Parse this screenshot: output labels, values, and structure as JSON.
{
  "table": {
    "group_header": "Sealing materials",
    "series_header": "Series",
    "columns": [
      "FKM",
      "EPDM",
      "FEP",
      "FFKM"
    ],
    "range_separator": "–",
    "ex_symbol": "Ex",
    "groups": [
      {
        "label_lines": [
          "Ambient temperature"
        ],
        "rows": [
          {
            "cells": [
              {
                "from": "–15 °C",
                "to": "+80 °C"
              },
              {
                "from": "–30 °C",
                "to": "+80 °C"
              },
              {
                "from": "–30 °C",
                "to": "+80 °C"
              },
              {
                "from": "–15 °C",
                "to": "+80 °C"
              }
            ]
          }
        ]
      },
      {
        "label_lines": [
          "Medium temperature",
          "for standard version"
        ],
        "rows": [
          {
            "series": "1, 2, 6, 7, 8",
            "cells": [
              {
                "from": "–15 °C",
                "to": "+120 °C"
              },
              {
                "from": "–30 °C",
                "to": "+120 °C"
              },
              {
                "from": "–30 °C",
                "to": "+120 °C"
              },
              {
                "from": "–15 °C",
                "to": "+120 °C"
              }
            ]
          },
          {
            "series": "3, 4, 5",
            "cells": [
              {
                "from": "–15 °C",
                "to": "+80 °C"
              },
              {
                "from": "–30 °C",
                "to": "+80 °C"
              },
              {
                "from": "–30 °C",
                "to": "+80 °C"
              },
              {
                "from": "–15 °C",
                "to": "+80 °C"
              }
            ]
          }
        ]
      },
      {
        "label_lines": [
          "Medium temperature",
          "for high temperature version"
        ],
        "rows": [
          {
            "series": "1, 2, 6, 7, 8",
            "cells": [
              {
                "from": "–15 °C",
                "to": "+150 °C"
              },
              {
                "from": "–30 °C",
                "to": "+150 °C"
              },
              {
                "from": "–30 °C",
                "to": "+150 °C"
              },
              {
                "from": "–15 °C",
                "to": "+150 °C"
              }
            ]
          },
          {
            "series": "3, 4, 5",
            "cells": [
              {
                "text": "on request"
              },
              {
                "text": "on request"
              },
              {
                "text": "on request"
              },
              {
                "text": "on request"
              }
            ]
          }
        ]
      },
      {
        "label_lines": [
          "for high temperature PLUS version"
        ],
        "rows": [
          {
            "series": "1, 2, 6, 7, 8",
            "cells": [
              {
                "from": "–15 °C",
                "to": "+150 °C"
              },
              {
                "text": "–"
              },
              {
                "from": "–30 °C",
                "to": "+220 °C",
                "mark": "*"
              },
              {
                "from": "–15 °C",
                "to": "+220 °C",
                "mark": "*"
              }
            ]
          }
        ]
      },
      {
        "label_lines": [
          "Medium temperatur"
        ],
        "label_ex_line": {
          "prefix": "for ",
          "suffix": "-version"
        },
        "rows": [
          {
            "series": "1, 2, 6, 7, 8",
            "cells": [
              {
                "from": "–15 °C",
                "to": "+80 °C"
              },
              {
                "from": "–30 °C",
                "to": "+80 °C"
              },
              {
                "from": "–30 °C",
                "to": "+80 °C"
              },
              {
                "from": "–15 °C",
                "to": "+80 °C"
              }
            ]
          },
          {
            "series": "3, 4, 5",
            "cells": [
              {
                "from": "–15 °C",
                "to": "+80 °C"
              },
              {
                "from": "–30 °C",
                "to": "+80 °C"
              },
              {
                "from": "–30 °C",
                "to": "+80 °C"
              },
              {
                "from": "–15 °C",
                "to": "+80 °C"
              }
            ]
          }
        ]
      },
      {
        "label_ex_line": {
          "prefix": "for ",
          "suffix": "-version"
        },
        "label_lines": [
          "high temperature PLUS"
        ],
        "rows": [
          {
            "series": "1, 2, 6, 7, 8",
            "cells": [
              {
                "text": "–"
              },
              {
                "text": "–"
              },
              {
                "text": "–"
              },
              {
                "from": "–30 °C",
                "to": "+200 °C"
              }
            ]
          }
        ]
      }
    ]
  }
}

-*-

*Aim of the exercise*: Copy out every entry again, exactly as it was given.

*Written response*:
Parse this screenshot: output labels, values, and structure as JSON.
{
  "table": {
    "group_header": "Sealing materials",
    "series_header": "Series",
    "columns": [
      "FKM",
      "EPDM",
      "FEP",
      "FFKM"
    ],
    "range_separator": "–",
    "ex_symbol": "Ex",
    "groups": [
      {
        "label_lines": [
          "Ambient temperature"
        ],
        "rows": [
          {
            "cells": [
              {
                "from": "–15 °C",
                "to": "+80 °C"
              },
              {
                "from": "–30 °C",
                "to": "+80 °C"
              },
              {
                "from": "–30 °C",
                "to": "+80 °C"
              },
              {
                "from": "–15 °C",
                "to": "+80 °C"
              }
            ]
          }
        ]
      },
      {
        "label_lines": [
          "Medium temperature",
          "for standard version"
        ],
        "rows": [
          {
            "series": "1, 2, 6, 7, 8",
            "cells": [
              {
                "from": "–15 °C",
                "to": "+120 °C"
              },
              {
                "from": "–30 °C",
                "to": "+120 °C"
              },
              {
                "from": "–30 °C",
                "to": "+120 °C"
              },
              {
                "from": "–15 °C",
                "to": "+120 °C"
              }
            ]
          },
          {
            "series": "3, 4, 5",
            "cells": [
              {
                "from": "–15 °C",
                "to": "+80 °C"
              },
              {
                "from": "–30 °C",
                "to": "+80 °C"
              },
              {
                "from": "–30 °C",
                "to": "+80 °C"
              },
              {
                "from": "–15 °C",
                "to": "+80 °C"
              }
            ]
          }
        ]
      },
      {
        "label_lines": [
          "Medium temperature",
          "for high temperature version"
        ],
        "rows": [
          {
            "series": "1, 2, 6, 7, 8",
            "cells": [
              {
                "from": "–15 °C",
                "to": "+150 °C"
              },
              {
                "from": "–30 °C",
                "to": "+150 °C"
              },
              {
                "from": "–30 °C",
                "to": "+150 °C"
              },
              {
                "from": "–15 °C",
                "to": "+150 °C"
              }
            ]
          },
          {
            "series": "3, 4, 5",
            "cells": [
              {
                "text": "on request"
              },
              {
                "text": "on request"
              },
              {
                "text": "on request"
              },
              {
                "text": "on request"
              }
            ]
          }
        ]
      },
      {
        "label_lines": [
          "for high temperature PLUS version"
        ],
        "rows": [
          {
            "series": "1, 2, 6, 7, 8",
            "cells": [
              {
                "from": "–15 °C",
                "to": "+150 °C"
              },
              {
                "text": "–"
              },
              {
                "from": "–30 °C",
                "to": "+220 °C",
                "mark": "*"
              },
              {
                "from": "–15 °C",
                "to": "+220 °C",
                "mark": "*"
              }
            ]
          }
        ]
      },
      {
        "label_lines": [
          "Medium temperatur"
        ],
        "label_ex_line": {
          "prefix": "for ",
          "suffix": "-version"
        },
        "rows": [
          {
            "series": "1, 2, 6, 7, 8",
            "cells": [
              {
                "from": "–15 °C",
                "to": "+80 °C"
              },
              {
                "from": "–30 °C",
                "to": "+80 °C"
              },
              {
                "from": "–30 °C",
                "to": "+80 °C"
              },
              {
                "from": "–15 °C",
                "to": "+80 °C"
              }
            ]
          },
          {
            "series": "3, 4, 5",
            "cells": [
              {
                "from": "–15 °C",
                "to": "+80 °C"
              },
              {
                "from": "–30 °C",
                "to": "+80 °C"
              },
              {
                "from": "–30 °C",
                "to": "+80 °C"
              },
              {
                "from": "–15 °C",
                "to": "+80 °C"
              }
            ]
          }
        ]
      },
      {
        "label_ex_line": {
          "prefix": "for ",
          "suffix": "-version"
        },
        "label_lines": [
          "high temperature PLUS"
        ],
        "rows": [
          {
            "series": "1, 2, 6, 7, 8",
            "cells": [
              {
                "text": "–"
              },
              {
                "text": "–"
              },
              {
                "text": "–"
              },
              {
                "from": "–30 °C",
                "to": "+200 °C"
              }
            ]
          }
        ]
      }
    ]
  }
}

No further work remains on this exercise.